"""
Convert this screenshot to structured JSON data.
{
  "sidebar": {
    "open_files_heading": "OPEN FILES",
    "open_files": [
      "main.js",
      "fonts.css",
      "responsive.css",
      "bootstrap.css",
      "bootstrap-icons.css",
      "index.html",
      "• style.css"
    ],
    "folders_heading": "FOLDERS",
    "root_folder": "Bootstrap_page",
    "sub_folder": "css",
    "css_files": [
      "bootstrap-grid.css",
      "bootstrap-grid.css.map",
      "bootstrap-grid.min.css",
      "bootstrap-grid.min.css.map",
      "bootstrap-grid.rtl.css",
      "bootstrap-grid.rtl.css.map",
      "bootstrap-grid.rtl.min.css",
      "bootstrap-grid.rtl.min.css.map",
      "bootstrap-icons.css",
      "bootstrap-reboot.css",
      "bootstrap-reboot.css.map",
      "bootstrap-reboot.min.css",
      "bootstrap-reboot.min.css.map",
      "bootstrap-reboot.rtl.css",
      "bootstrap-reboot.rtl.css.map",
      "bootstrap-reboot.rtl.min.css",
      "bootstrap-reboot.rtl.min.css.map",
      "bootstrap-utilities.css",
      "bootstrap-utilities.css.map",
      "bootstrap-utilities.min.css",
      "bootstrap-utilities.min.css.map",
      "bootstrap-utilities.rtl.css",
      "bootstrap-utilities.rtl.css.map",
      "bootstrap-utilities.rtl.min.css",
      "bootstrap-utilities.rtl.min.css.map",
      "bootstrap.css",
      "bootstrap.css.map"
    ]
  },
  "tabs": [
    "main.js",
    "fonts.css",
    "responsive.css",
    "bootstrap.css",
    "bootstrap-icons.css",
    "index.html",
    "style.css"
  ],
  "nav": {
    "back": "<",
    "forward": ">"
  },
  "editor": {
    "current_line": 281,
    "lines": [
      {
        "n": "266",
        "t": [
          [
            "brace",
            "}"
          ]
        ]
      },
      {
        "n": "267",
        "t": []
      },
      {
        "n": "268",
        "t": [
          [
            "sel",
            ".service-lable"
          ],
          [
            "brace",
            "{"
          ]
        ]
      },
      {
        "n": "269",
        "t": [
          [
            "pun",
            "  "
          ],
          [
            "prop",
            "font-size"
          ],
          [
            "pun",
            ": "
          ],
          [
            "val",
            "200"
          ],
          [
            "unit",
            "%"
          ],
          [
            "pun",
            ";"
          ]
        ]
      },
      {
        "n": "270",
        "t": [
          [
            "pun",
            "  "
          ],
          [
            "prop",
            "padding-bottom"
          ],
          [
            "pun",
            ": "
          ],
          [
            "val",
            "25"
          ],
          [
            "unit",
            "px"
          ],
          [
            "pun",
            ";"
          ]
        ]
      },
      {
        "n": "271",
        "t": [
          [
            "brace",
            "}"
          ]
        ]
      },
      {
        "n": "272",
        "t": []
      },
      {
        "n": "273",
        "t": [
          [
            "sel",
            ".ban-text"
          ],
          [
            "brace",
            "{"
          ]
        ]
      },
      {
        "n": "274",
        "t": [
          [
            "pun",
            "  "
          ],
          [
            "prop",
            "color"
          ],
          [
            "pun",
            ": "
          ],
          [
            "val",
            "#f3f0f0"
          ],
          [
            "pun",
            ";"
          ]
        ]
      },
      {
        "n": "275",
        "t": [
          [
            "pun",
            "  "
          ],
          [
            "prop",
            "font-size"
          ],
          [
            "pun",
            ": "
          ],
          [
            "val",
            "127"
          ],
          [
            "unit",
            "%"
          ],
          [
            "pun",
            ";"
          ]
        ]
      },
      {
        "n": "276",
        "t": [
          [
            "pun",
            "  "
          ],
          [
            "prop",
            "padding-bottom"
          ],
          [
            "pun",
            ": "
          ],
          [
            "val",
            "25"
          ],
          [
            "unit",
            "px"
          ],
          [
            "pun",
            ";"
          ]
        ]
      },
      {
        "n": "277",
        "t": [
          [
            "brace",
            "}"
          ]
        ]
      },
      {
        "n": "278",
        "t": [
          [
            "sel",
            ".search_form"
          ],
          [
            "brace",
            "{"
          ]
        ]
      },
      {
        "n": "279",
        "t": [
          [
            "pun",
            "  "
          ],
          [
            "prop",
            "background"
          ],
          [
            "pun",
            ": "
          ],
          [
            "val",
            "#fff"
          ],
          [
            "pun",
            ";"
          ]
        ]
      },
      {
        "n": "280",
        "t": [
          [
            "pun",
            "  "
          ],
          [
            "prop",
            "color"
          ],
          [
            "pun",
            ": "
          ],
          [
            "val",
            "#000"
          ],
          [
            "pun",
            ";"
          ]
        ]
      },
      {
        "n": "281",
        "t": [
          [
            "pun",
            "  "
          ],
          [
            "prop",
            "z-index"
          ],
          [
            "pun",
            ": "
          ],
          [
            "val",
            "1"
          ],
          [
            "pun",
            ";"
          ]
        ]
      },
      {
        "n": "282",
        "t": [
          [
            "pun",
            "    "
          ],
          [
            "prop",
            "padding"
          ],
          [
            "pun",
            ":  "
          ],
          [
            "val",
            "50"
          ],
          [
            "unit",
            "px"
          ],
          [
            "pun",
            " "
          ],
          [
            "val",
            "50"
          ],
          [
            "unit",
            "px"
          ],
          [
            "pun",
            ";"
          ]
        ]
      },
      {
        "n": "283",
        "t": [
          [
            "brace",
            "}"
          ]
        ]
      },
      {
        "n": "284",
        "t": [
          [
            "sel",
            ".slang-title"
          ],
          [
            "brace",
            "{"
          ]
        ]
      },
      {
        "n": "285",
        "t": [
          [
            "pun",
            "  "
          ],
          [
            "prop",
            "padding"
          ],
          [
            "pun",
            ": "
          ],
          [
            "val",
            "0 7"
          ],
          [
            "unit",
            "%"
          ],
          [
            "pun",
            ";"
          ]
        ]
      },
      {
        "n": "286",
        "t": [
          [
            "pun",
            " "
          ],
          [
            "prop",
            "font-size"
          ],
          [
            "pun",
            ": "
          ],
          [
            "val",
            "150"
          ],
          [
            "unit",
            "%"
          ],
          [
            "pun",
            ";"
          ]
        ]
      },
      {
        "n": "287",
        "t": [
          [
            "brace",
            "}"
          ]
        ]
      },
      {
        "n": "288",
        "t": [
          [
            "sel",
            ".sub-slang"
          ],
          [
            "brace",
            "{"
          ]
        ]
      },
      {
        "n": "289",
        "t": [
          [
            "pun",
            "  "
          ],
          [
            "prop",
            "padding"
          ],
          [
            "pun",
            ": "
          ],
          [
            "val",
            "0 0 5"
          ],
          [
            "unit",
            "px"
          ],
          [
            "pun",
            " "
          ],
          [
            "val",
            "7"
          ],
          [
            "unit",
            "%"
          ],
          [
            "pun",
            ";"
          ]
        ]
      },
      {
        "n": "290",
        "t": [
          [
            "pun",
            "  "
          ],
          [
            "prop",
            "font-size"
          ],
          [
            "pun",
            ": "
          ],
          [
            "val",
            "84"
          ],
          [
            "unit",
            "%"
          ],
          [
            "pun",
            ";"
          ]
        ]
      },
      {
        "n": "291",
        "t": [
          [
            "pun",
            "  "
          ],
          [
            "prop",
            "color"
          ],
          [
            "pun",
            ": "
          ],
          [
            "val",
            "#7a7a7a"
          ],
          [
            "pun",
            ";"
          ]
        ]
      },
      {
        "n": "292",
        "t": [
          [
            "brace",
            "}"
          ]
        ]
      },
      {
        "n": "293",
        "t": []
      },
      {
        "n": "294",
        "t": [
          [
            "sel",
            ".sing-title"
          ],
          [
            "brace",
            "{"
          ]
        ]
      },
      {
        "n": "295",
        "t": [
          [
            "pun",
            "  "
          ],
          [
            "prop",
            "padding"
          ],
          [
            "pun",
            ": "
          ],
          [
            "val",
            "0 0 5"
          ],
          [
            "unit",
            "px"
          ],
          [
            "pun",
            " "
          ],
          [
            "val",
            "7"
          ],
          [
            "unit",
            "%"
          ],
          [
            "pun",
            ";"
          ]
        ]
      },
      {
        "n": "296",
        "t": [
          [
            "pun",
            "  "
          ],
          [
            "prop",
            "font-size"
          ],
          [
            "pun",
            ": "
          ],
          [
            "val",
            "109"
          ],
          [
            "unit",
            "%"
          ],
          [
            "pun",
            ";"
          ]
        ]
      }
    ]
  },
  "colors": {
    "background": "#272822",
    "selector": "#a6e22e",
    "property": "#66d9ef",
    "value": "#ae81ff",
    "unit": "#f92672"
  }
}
"""
Problem statement. Every line of the listing that holds "grid" should be found and copied.

Result of the exercise.
      "bootstrap-grid.css",
      "bootstrap-grid.css.map",
      "bootstrap-grid.min.css",
      "bootstrap-grid.min.css.map",
      "bootstrap-grid.rtl.css",
      "bootstrap-grid.rtl.css.map",
      "bootstrap-grid.rtl.min.css",
      "bootstrap-grid.rtl.min.css.map",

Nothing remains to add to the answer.